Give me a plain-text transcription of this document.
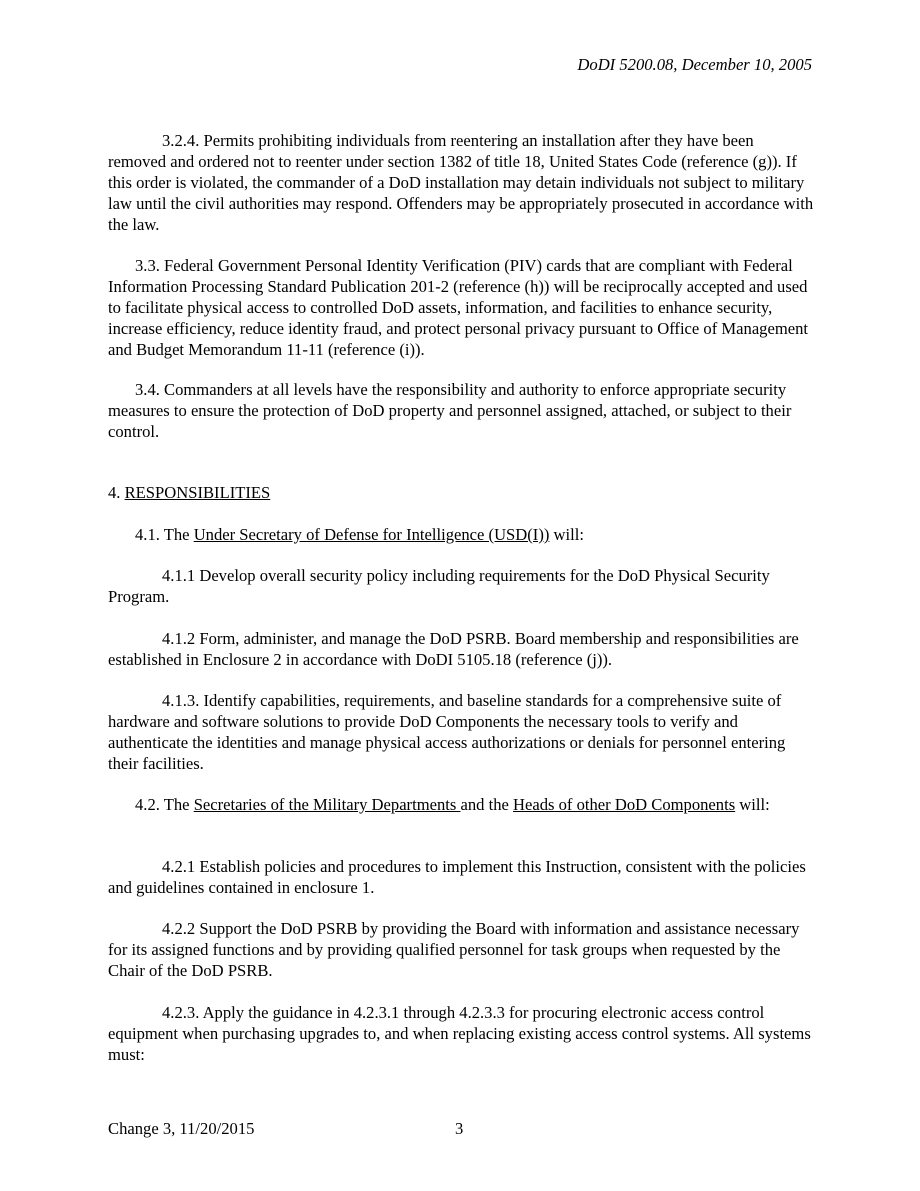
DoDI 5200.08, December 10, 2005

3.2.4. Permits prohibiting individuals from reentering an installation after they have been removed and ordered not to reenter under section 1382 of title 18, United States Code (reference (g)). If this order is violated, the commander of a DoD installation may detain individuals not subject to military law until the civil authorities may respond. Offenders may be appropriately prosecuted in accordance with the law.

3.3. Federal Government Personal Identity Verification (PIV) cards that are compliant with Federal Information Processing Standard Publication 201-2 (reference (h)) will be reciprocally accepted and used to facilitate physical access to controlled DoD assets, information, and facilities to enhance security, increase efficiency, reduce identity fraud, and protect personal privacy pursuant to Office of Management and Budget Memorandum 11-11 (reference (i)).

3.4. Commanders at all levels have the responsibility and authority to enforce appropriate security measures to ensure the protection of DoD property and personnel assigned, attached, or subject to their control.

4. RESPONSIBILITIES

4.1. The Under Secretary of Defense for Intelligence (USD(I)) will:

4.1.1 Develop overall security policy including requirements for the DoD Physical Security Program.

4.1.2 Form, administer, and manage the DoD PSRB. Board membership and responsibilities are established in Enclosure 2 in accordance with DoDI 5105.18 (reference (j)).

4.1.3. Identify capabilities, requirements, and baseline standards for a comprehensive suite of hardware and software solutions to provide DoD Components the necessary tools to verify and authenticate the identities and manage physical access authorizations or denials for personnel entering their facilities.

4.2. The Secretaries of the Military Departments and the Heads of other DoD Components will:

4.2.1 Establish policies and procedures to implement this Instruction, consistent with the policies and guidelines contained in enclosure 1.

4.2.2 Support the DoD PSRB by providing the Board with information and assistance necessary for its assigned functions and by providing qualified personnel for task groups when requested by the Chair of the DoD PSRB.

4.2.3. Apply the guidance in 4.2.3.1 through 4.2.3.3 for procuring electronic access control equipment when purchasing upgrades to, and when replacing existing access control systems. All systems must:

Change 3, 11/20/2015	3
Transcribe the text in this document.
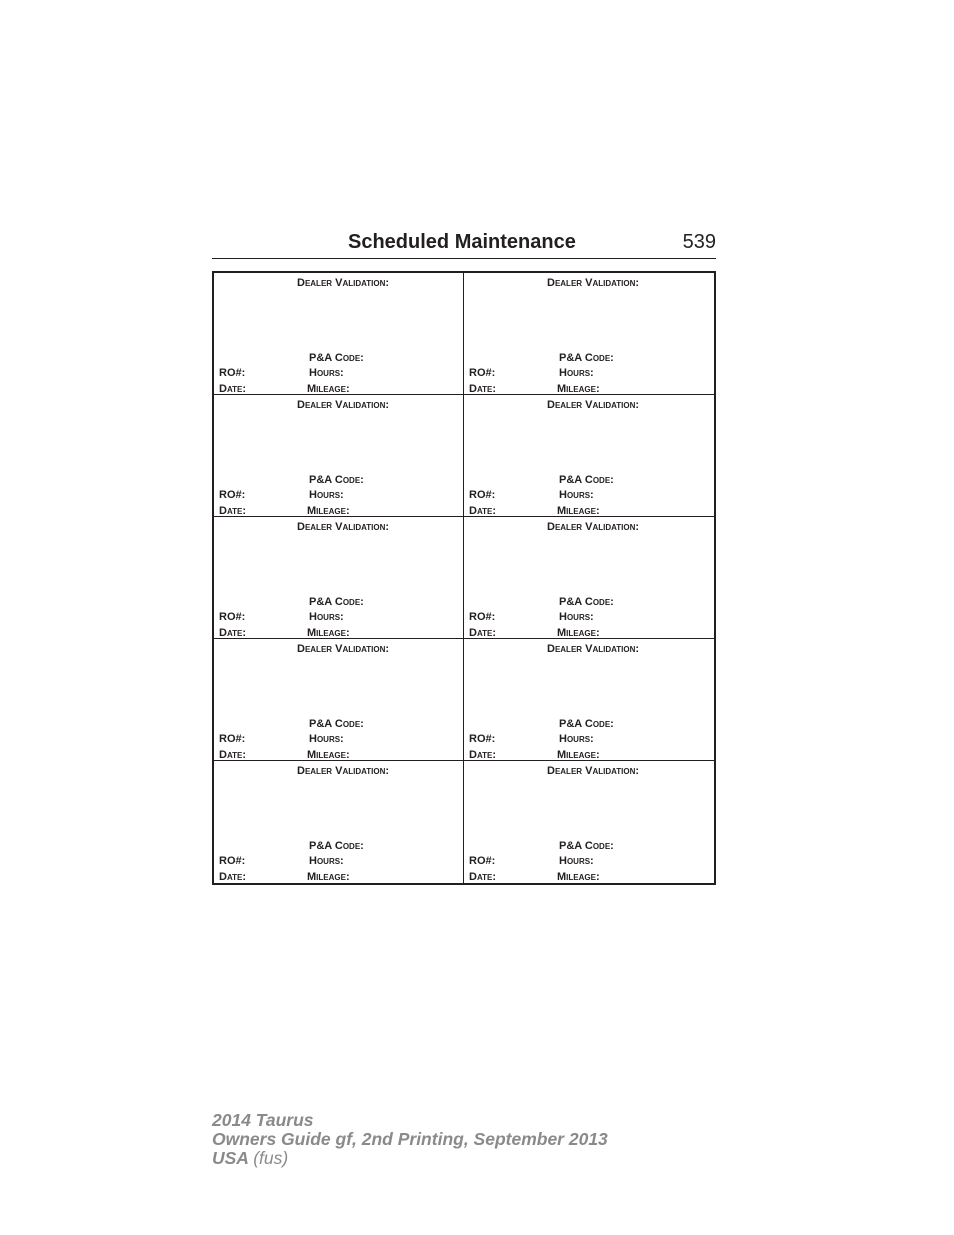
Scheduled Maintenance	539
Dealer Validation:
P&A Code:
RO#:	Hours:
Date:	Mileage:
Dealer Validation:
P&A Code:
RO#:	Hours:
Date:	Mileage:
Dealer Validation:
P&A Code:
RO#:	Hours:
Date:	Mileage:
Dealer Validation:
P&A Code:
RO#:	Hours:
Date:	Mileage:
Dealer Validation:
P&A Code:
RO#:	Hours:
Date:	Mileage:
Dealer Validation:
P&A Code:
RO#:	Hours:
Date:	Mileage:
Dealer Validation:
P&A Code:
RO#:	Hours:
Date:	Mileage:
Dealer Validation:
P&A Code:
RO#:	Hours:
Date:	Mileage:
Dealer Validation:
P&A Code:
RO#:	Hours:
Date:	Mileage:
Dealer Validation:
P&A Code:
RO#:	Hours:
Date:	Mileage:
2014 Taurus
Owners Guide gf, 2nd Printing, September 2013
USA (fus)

------------------------------------------------------------------------

• INSTRUCTIONS FOR THE TASK
Begin at the line containing "Transcribe the text in this document." and extract every line through the end of the records, inclusive, exactly and only; omit pictures.

• EXERCISE ANSWER
Transcribe the text in this document.
Scheduled Maintenance	539
Dealer Validation:
P&A Code:
RO#:	Hours:
Date:	Mileage:
Dealer Validation:
P&A Code:
RO#:	Hours:
Date:	Mileage:
Dealer Validation:
P&A Code:
RO#:	Hours:
Date:	Mileage:
Dealer Validation:
P&A Code:
RO#:	Hours:
Date:	Mileage:
Dealer Validation:
P&A Code:
RO#:	Hours:
Date:	Mileage:
Dealer Validation:
P&A Code:
RO#:	Hours:
Date:	Mileage:
Dealer Validation:
P&A Code:
RO#:	Hours:
Date:	Mileage:
Dealer Validation:
P&A Code:
RO#:	Hours:
Date:	Mileage:
Dealer Validation:
P&A Code:
RO#:	Hours:
Date:	Mileage:
Dealer Validation:
P&A Code:
RO#:	Hours:
Date:	Mileage:
2014 Taurus
Owners Guide gf, 2nd Printing, September 2013
USA (fus)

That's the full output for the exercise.